# Extract provided:
######

Simulation software, SPEOS was used to design the high-beam LHM. Figure 3 shows the ray tracing diagram and distribution pattern of the high-beam LHM. In this study, the eye safety is an important issue since high power lasers are used. A sensor, as indicated by a blue rectangle below the white light source, as shown in Fig. 2, will be installed to monitor the proper function of the glass phosphor layer. If there is functional failure caused by an unavoidable accident, the sensor will sense these problems and send a signal to turn off the blue lasers, preventing the risk of laser leakage. The high-beam patterns of the LHMs were measured and simulated, as shown in Table 1. The high-beam patterns of the LHM were measured to be 180,000 luminous intensity (cd) at 0°(center), 84,000 cd at ± 2.5°, and 29,600 cd at ± 5°, which were well satisfied the ECE R112 class B regulation. The difference between the measurement and simulation of the patterns could be caused by fabrication and assembly error. The operating range of high-beam headlight was measured more than 300-m.
Table 1. Measurement, simulation, and the specification of ECE R112 class B for high beam LHM.
3.2. Design and measurement of low-beam LED headlight module (LEDHM)
Figure 4(a) shows a schematic diagram of low-beam LED headlight module (LEDHM). This LEDHM consisted of five blue LEDs, an elliptical-reflector, a mask, an aspherical lens, and glass phosphor-converter layers on copper substrate, as shown in Fig. 4(b). OSRAM blue LEDs with wavelength of 445-nm were used in this work. The LEDHM exhibited a luminous flux of 3100 lm, a correlated temperature of 6,000 K, and an efficiency of 310 lm/W. Figure 5 shows the simulation of ray tracing results and the 2D intensity distribution pattern of LED low-beam module, which was based on the design of each test point and asymmetric cut-off line with a mask. In the low-beam headlight of the vehicle with the driver on the left-hand side, an asymmetric cut-off line was necessary to illuminate distance and significantly prevent the amounts of light from being cast into the eyes of drivers of the oncoming vehicles, as indicated in Fig. 5(b). Cut-off line was established on as a natural part separating bright and dark area in the conventional low beam. It was also the essential function in the visual aiming of the headlights. The cut-off line definition was a horizontal straight line on the side opposite to the direction of traffic in which the headlight was intended. The shape of cut-off line was horizontal on the left side and slanted at 15° to the right or angled at 45° degree to the horizontal, as shown in Fig. 5(b).

######

# Dataset extract:
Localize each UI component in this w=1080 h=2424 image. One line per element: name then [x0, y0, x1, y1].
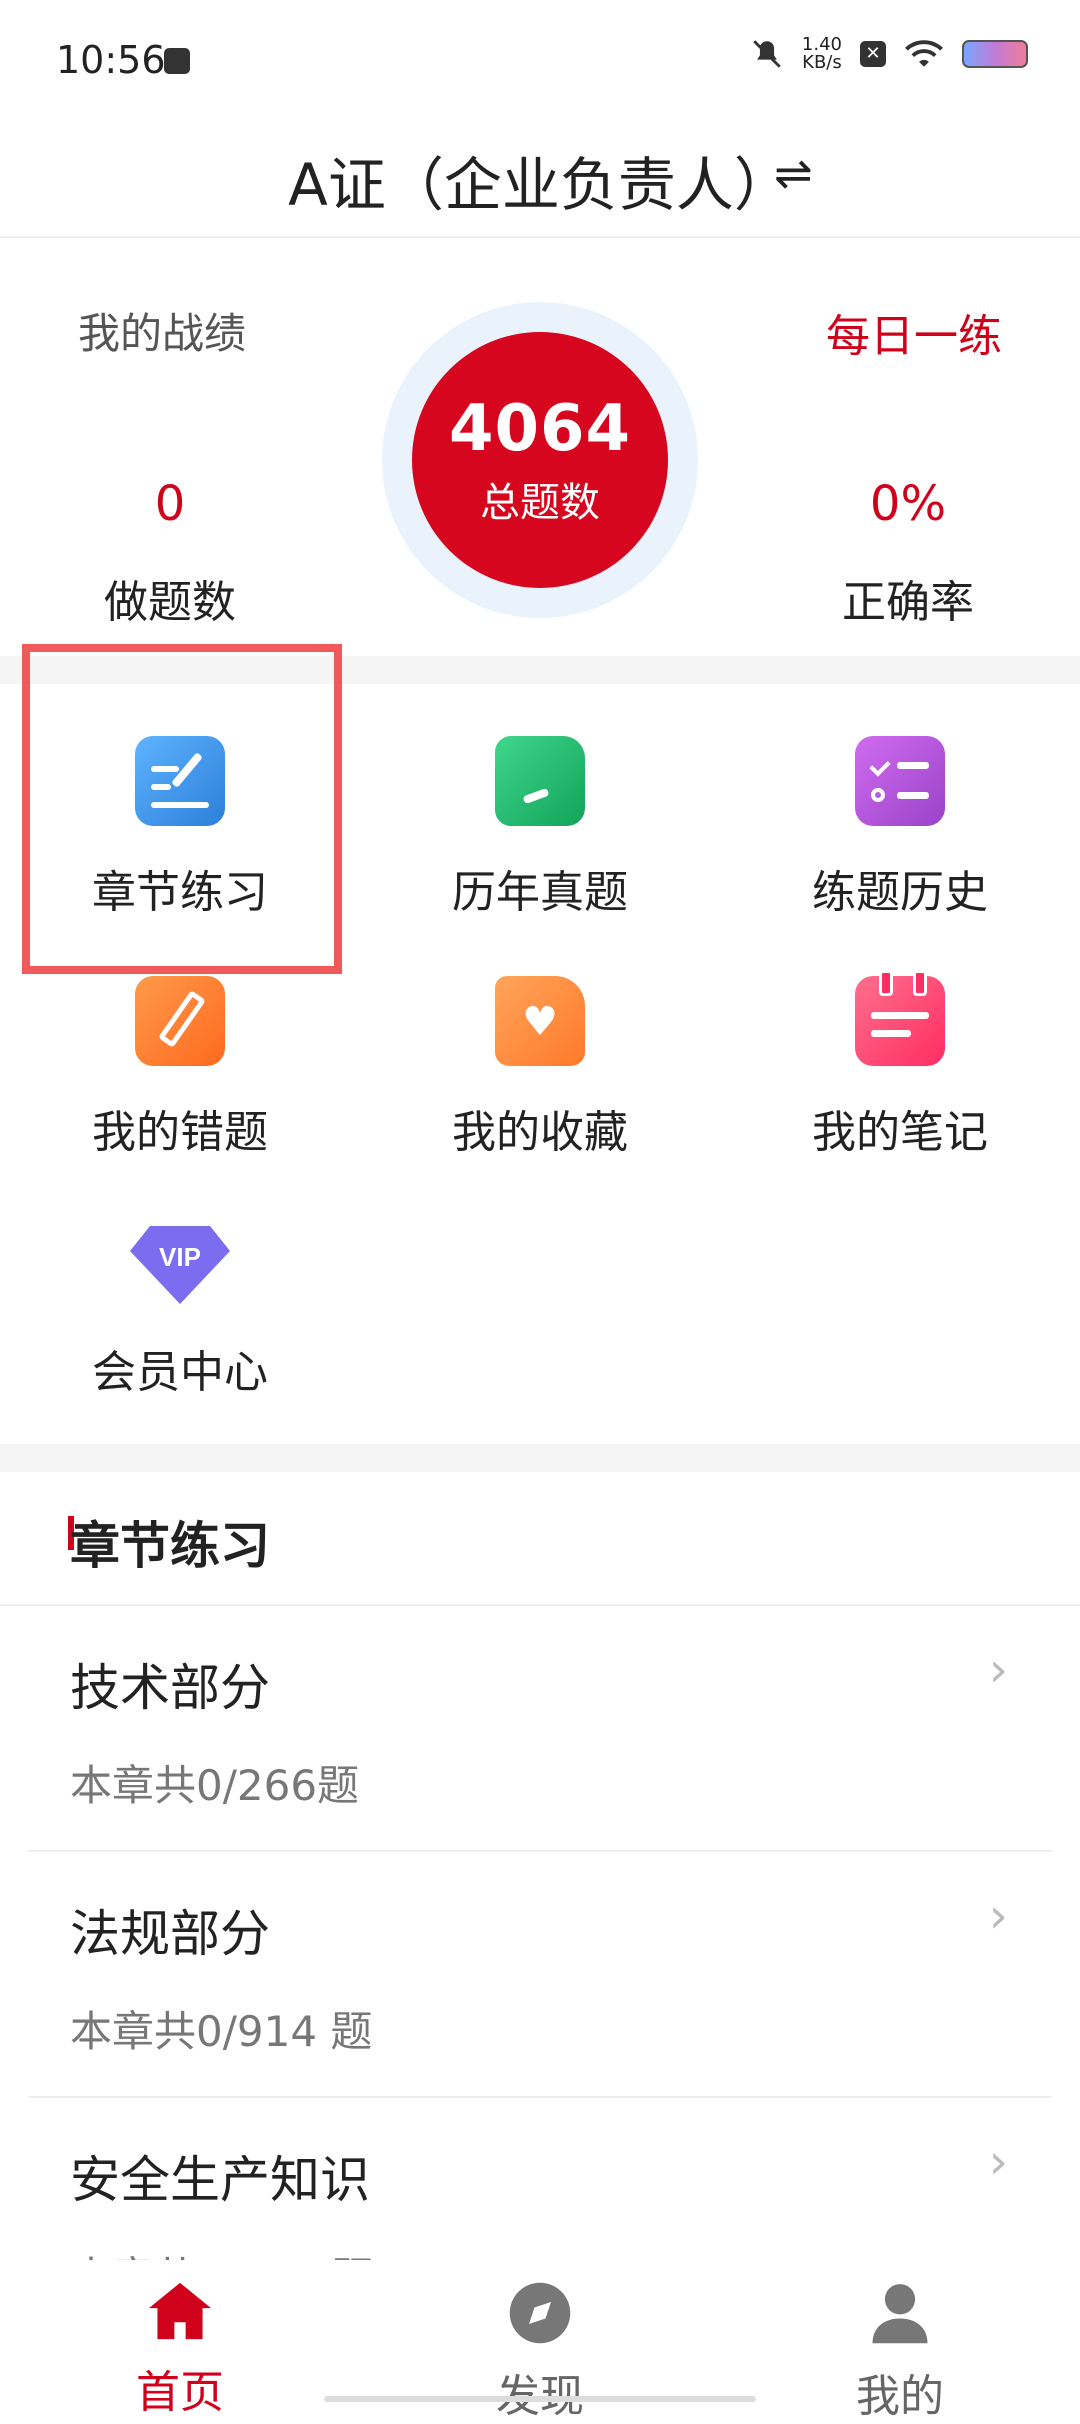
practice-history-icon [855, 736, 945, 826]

######

# To be done:
1) In the headlight module extract, switch "LHM" to "laser headlight module" and give the passage from "Table 1. Measurement, simulation, and" to "measurement of low-beam LED headlight module (LEDHM)" again.
2) Turn the paragraph of the headlight module extract that begins "Figure 4(a) shows a schematic diagram" into a short bulleted list that keeps its main facts.

# Solution set:
1)
Table 1. Measurement, simulation, and the specification of ECE R112 class B for high beam laser headlight module.
3.2. Design and measurement of low-beam LED headlight module (LEDHM)

2)
- Figure 4(a) shows a schematic diagram of the low-beam LED headlight module (LEDHM).
- Parts (Fig. 4(b)): five blue LEDs, an elliptical reflector, a mask, an aspherical lens, and glass phosphor-converter layers on a copper substrate.
- LEDs: OSRAM blue LEDs with a wavelength of 445 nm.
- Performance: luminous flux of 3100 lm, correlated temperature of 6,000 K, efficiency of 310 lm/W.
- Figure 5 shows the ray tracing simulation and 2D intensity pattern. The design is based on each test point and an asymmetric cut-off line formed with a mask.
- With the driver on the left-hand side, the asymmetric cut-off line lights the distance and keeps much of the light out of the eyes of oncoming drivers (Fig. 5(b)).
- The cut-off line separates the bright and dark areas in a conventional low beam and is essential for visual aiming of the headlights.
- Definition: a horizontal straight line on the side opposite to the direction of traffic for which the headlight is intended.
- Shape: horizontal on the left side, and slanted at 15° to the right or angled at 45° to the horizontal (Fig. 5(b)).